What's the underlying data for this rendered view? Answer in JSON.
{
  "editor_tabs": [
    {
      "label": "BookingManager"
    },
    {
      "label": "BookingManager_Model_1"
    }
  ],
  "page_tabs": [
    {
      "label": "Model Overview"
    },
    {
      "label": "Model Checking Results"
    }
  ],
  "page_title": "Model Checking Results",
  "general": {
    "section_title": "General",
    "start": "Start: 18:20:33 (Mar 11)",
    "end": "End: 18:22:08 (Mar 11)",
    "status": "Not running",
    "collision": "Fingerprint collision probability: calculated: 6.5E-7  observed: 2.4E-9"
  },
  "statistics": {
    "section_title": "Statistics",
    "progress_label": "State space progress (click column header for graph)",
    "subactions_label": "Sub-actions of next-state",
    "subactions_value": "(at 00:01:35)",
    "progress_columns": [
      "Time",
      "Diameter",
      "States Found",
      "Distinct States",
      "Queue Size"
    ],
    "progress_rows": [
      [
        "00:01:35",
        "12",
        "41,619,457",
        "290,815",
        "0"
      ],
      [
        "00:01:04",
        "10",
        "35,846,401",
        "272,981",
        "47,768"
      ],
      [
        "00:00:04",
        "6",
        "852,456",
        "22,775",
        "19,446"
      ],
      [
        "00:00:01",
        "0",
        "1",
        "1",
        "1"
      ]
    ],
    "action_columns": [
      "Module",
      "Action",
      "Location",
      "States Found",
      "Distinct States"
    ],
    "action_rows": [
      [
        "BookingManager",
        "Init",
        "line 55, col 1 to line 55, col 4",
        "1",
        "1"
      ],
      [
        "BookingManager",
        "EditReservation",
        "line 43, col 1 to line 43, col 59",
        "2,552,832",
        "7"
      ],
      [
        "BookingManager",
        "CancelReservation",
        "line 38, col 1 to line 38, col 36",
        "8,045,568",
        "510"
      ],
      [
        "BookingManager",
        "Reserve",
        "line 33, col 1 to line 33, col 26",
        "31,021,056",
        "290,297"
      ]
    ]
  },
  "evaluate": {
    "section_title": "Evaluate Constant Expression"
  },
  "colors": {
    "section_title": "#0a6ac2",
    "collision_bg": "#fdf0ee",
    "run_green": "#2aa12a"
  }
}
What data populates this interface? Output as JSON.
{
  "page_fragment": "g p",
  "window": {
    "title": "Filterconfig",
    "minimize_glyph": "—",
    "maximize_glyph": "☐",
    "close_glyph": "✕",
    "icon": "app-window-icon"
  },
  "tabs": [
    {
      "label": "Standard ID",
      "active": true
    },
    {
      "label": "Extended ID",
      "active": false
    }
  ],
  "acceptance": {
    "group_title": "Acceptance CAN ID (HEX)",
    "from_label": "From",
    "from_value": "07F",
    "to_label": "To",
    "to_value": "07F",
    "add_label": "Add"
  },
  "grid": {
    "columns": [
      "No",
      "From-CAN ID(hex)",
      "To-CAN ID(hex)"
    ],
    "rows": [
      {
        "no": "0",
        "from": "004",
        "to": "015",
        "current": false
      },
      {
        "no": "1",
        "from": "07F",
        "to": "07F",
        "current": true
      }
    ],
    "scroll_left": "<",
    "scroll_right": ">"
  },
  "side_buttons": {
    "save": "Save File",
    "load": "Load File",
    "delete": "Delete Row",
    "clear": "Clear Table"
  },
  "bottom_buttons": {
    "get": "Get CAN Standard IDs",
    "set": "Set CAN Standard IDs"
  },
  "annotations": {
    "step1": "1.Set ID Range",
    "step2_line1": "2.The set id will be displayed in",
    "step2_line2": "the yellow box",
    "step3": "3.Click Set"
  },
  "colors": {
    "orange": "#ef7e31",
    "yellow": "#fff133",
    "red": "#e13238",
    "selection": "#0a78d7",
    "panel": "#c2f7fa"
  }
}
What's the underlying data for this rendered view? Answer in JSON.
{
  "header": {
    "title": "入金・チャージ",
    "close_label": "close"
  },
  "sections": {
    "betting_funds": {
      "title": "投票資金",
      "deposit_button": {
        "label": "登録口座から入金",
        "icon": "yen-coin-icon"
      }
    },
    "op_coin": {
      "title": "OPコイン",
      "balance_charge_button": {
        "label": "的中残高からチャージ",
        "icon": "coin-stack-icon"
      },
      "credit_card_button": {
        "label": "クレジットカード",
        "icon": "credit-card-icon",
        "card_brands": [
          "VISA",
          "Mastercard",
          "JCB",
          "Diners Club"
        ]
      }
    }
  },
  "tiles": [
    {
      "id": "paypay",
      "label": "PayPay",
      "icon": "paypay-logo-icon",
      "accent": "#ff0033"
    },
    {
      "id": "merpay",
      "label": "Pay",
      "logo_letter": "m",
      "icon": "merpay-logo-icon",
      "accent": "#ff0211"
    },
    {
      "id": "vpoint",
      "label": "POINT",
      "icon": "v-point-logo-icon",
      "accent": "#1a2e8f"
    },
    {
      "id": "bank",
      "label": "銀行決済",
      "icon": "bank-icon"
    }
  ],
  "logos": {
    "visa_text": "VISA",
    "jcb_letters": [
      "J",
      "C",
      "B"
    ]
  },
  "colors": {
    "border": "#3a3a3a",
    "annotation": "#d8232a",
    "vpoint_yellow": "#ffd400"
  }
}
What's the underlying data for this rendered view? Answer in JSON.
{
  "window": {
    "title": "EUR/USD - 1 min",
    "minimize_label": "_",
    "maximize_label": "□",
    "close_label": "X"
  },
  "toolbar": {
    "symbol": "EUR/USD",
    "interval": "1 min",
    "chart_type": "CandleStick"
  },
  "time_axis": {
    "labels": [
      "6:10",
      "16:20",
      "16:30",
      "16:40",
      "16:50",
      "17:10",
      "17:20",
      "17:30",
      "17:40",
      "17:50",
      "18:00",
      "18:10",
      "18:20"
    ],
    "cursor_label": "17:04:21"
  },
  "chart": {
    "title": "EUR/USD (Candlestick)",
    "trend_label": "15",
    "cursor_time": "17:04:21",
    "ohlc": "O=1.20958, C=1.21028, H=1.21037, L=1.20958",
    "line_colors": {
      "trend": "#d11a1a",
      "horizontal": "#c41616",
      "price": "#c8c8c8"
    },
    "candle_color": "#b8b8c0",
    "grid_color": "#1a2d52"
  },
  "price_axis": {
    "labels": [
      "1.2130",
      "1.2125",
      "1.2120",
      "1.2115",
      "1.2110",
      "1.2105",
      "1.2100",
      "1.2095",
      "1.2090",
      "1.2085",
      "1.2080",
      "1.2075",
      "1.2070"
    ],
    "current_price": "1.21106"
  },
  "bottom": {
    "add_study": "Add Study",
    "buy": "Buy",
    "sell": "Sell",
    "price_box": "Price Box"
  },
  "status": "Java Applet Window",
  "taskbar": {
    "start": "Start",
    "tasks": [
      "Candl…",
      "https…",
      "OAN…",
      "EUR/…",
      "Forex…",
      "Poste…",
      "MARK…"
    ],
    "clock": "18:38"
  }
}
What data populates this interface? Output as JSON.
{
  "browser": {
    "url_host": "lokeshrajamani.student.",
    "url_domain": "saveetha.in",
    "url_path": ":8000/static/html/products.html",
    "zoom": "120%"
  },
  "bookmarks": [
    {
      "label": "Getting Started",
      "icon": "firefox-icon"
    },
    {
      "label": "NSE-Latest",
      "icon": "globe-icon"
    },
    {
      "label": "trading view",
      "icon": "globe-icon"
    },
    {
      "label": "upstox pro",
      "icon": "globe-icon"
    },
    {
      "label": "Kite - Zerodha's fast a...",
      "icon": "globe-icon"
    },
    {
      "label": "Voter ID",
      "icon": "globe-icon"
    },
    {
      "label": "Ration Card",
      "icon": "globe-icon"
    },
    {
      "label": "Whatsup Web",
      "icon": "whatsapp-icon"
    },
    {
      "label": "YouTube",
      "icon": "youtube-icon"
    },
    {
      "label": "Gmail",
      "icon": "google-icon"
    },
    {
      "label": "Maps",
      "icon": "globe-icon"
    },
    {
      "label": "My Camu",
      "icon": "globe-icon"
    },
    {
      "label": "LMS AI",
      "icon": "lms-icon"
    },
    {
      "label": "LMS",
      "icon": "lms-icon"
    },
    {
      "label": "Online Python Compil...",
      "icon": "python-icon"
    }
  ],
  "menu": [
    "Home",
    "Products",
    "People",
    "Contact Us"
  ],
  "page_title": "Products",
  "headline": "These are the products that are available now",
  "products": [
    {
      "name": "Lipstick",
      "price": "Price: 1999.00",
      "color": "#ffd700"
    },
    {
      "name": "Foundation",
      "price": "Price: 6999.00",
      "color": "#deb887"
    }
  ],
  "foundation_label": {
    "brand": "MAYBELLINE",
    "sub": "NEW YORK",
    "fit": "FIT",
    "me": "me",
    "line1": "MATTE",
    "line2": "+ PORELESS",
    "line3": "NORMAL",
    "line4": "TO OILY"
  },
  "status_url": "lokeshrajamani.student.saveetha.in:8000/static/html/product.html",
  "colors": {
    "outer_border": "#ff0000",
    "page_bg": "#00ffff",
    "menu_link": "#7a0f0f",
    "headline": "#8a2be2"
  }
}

____________________

- **GIVEN PROBLEM**
Where a line of the records above holds the word "lokeshrajamani", copy that line.

- **REPLY**
    "url_host": "lokeshrajamani.student.",
  "status_url": "lokeshrajamani.student.saveetha.in:8000/static/html/product.html",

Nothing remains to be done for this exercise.